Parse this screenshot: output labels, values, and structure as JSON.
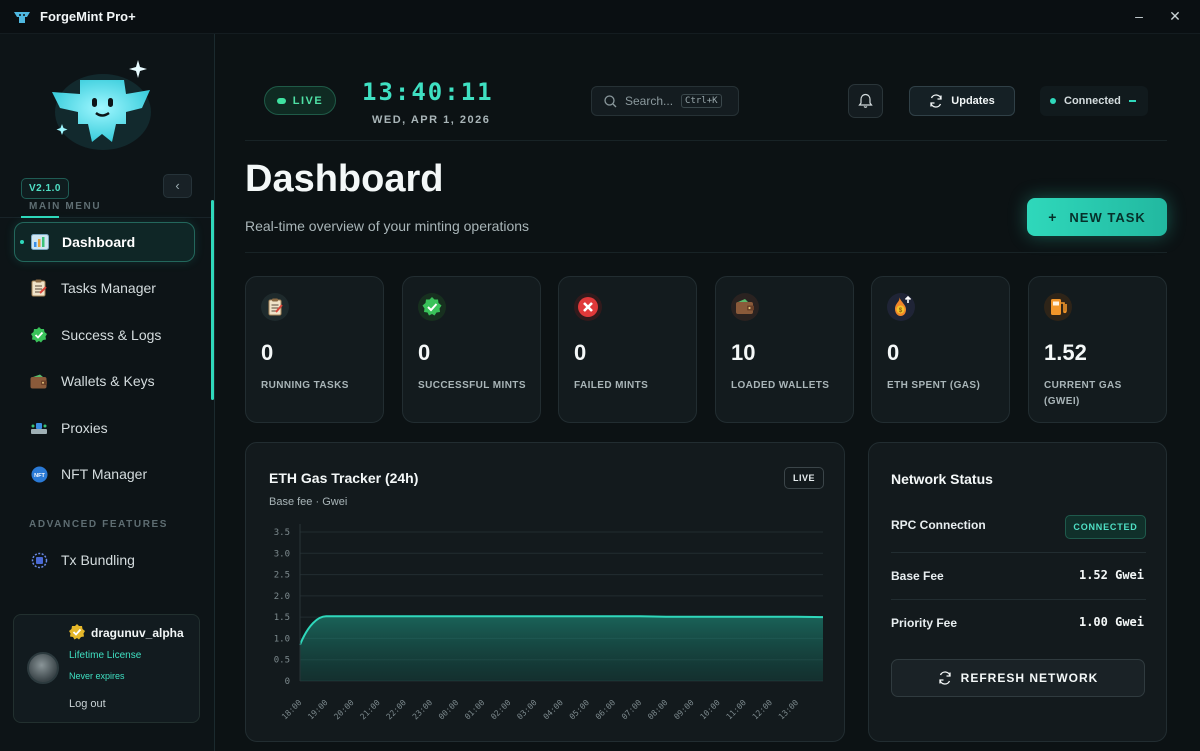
{
  "app": {
    "title": "ForgeMint Pro+",
    "minimize_icon": "minimize-icon",
    "close_icon": "close-icon"
  },
  "sidebar": {
    "version": "V2.1.0",
    "main_menu_label": "MAIN MENU",
    "advanced_label": "ADVANCED FEATURES",
    "items": [
      {
        "label": "Dashboard",
        "icon": "dashboard-icon",
        "active": true
      },
      {
        "label": "Tasks Manager",
        "icon": "clipboard-icon"
      },
      {
        "label": "Success & Logs",
        "icon": "check-badge-icon"
      },
      {
        "label": "Wallets & Keys",
        "icon": "wallet-icon"
      },
      {
        "label": "Proxies",
        "icon": "proxy-icon"
      },
      {
        "label": "NFT Manager",
        "icon": "nft-icon"
      }
    ],
    "advanced_items": [
      {
        "label": "Tx Bundling",
        "icon": "bundle-icon"
      }
    ]
  },
  "user": {
    "username": "dragunuv_alpha",
    "license": "Lifetime License",
    "expires": "Never expires",
    "logout": "Log out"
  },
  "header": {
    "live_label": "LIVE",
    "time": "13:40:11",
    "date": "WED, APR 1, 2026",
    "search_placeholder": "Search...",
    "search_shortcut": "Ctrl+K",
    "updates_label": "Updates",
    "connection_label": "Connected"
  },
  "page": {
    "title": "Dashboard",
    "subtitle": "Real-time overview of your minting operations",
    "new_task_label": "NEW TASK"
  },
  "stats": [
    {
      "value": "0",
      "label": "RUNNING TASKS",
      "icon": "clipboard-icon"
    },
    {
      "value": "0",
      "label": "SUCCESSFUL MINTS",
      "icon": "check-badge-icon"
    },
    {
      "value": "0",
      "label": "FAILED MINTS",
      "icon": "x-circle-icon"
    },
    {
      "value": "10",
      "label": "LOADED WALLETS",
      "icon": "wallet-icon"
    },
    {
      "value": "0",
      "label": "ETH SPENT (GAS)",
      "icon": "fire-money-icon"
    },
    {
      "value": "1.52",
      "label": "CURRENT GAS (GWEI)",
      "icon": "fuel-pump-icon"
    }
  ],
  "chart_data": {
    "type": "area",
    "title": "ETH Gas Tracker (24h)",
    "subtitle": "Base fee · Gwei",
    "badge": "LIVE",
    "x": [
      "18:00",
      "19:00",
      "20:00",
      "21:00",
      "22:00",
      "23:00",
      "00:00",
      "01:00",
      "02:00",
      "03:00",
      "04:00",
      "05:00",
      "06:00",
      "07:00",
      "08:00",
      "09:00",
      "10:00",
      "11:00",
      "12:00",
      "13:00"
    ],
    "y_ticks": [
      "0",
      "0.5",
      "1.0",
      "1.5",
      "2.0",
      "2.5",
      "3.0",
      "3.5"
    ],
    "ylim": [
      0,
      3.5
    ],
    "series": [
      {
        "values": [
          0.85,
          1.52,
          1.52,
          1.52,
          1.52,
          1.52,
          1.52,
          1.52,
          1.52,
          1.52,
          1.52,
          1.52,
          1.52,
          1.52,
          1.51,
          1.51,
          1.51,
          1.51,
          1.51,
          1.51,
          1.5
        ]
      }
    ],
    "grid": true,
    "color": "#2fd8bb"
  },
  "network": {
    "title": "Network Status",
    "rpc_label": "RPC Connection",
    "rpc_status": "CONNECTED",
    "base_fee_label": "Base Fee",
    "base_fee_value": "1.52 Gwei",
    "priority_fee_label": "Priority Fee",
    "priority_fee_value": "1.00 Gwei",
    "refresh_label": "REFRESH NETWORK"
  }
}
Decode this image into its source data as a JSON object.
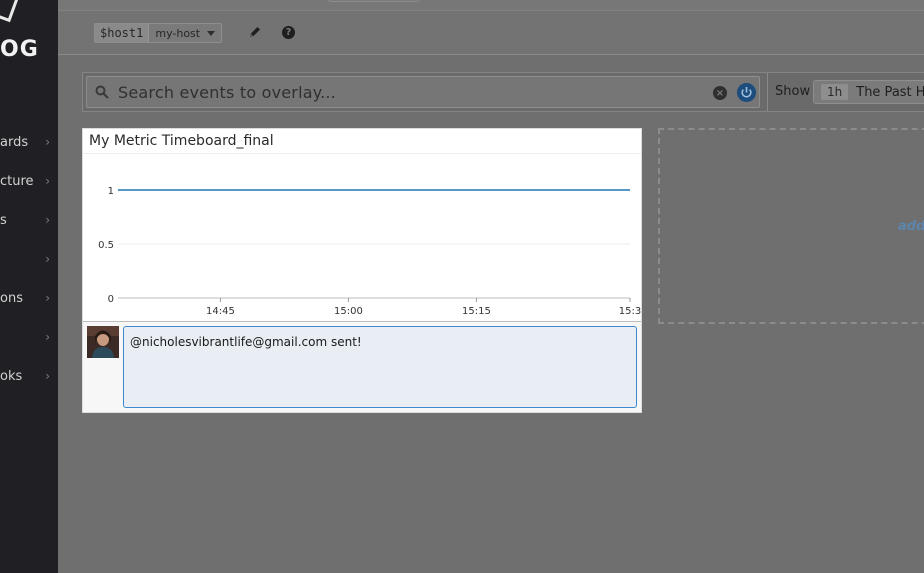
{
  "brand": {
    "logo_text": "OG"
  },
  "sidebar": {
    "items": [
      {
        "label": "ards",
        "chevron": "›"
      },
      {
        "label": "cture",
        "chevron": "›"
      },
      {
        "label": "s",
        "chevron": "›"
      },
      {
        "label": "",
        "chevron": "›"
      },
      {
        "label": "ons",
        "chevron": "›"
      },
      {
        "label": "",
        "chevron": "›"
      },
      {
        "label": "oks",
        "chevron": "›"
      }
    ]
  },
  "template_variables": {
    "name": "$host1",
    "value": "my-host"
  },
  "search": {
    "placeholder": "Search events to overlay..."
  },
  "timeframe": {
    "show_label": "Show",
    "badge": "1h",
    "text": "The Past Hour"
  },
  "widget": {
    "title": "My Metric Timeboard_final",
    "comment": "@nicholesvibrantlife@gmail.com sent!"
  },
  "placeholder": {
    "add_text": "add"
  },
  "chart_data": {
    "type": "line",
    "title": "My Metric Timeboard_final",
    "x_ticks": [
      "14:45",
      "15:00",
      "15:15",
      "15:3"
    ],
    "y_ticks": [
      "0",
      "0.5",
      "1"
    ],
    "ylim": [
      0,
      1
    ],
    "series": [
      {
        "values": [
          1,
          1,
          1,
          1,
          1,
          1
        ]
      }
    ],
    "x": [
      "14:33",
      "14:45",
      "15:00",
      "15:15",
      "15:25",
      "15:33"
    ],
    "grid": true,
    "line_color": "#1f77b4"
  }
}
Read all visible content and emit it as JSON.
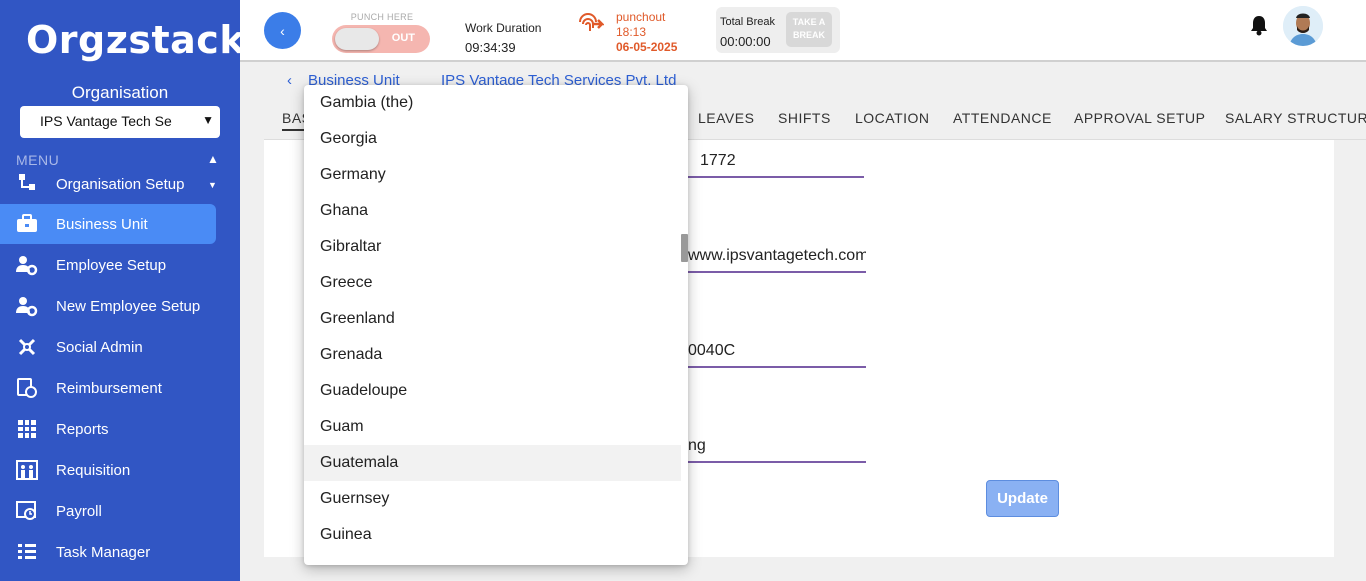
{
  "sidebar": {
    "logo": "Orgzstack",
    "org_label": "Organisation",
    "org_selected": "IPS Vantage Tech Se",
    "menu_label": "MENU",
    "items": [
      {
        "label": "Organisation Setup",
        "icon": "org-setup-icon"
      },
      {
        "label": "Business Unit",
        "icon": "briefcase-icon",
        "active": true
      },
      {
        "label": "Employee Setup",
        "icon": "users-gear-icon"
      },
      {
        "label": "New Employee Setup",
        "icon": "users-gear-icon"
      },
      {
        "label": "Social Admin",
        "icon": "social-icon"
      },
      {
        "label": "Reimbursement",
        "icon": "reimbursement-icon"
      },
      {
        "label": "Reports",
        "icon": "reports-icon"
      },
      {
        "label": "Requisition",
        "icon": "requisition-icon"
      },
      {
        "label": "Payroll",
        "icon": "payroll-icon"
      },
      {
        "label": "Task Manager",
        "icon": "task-icon"
      }
    ]
  },
  "header": {
    "punch_label": "PUNCH HERE",
    "punch_toggle": "OUT",
    "work_duration_label": "Work Duration",
    "work_duration": "09:34:39",
    "punch_status": "punchout",
    "punch_time": "18:13",
    "punch_date": "06-05-2025",
    "break_label": "Total Break",
    "break_value": "00:00:00",
    "break_button": "TAKE A BREAK"
  },
  "breadcrumb": {
    "first": "Business Unit",
    "second": "IPS Vantage Tech Services Pvt. Ltd"
  },
  "tabs": [
    "BAS",
    "LEAVES",
    "SHIFTS",
    "LOCATION",
    "ATTENDANCE",
    "APPROVAL SETUP",
    "SALARY STRUCTURE"
  ],
  "fields": {
    "f1": "1772",
    "f2": "www.ipsvantagetech.com/",
    "f3": "0040C",
    "f4": "ng"
  },
  "update_label": "Update",
  "dropdown": {
    "options": [
      "Gambia (the)",
      "Georgia",
      "Germany",
      "Ghana",
      "Gibraltar",
      "Greece",
      "Greenland",
      "Grenada",
      "Guadeloupe",
      "Guam",
      "Guatemala",
      "Guernsey",
      "Guinea"
    ],
    "highlighted": "Guatemala"
  }
}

-------------------------

» Task brief: For the listing above, identify each line bearing "clipboard".

» Answer to the problem:
        "icon": "clipboard-icon"
      "icon": "clipboard-icon"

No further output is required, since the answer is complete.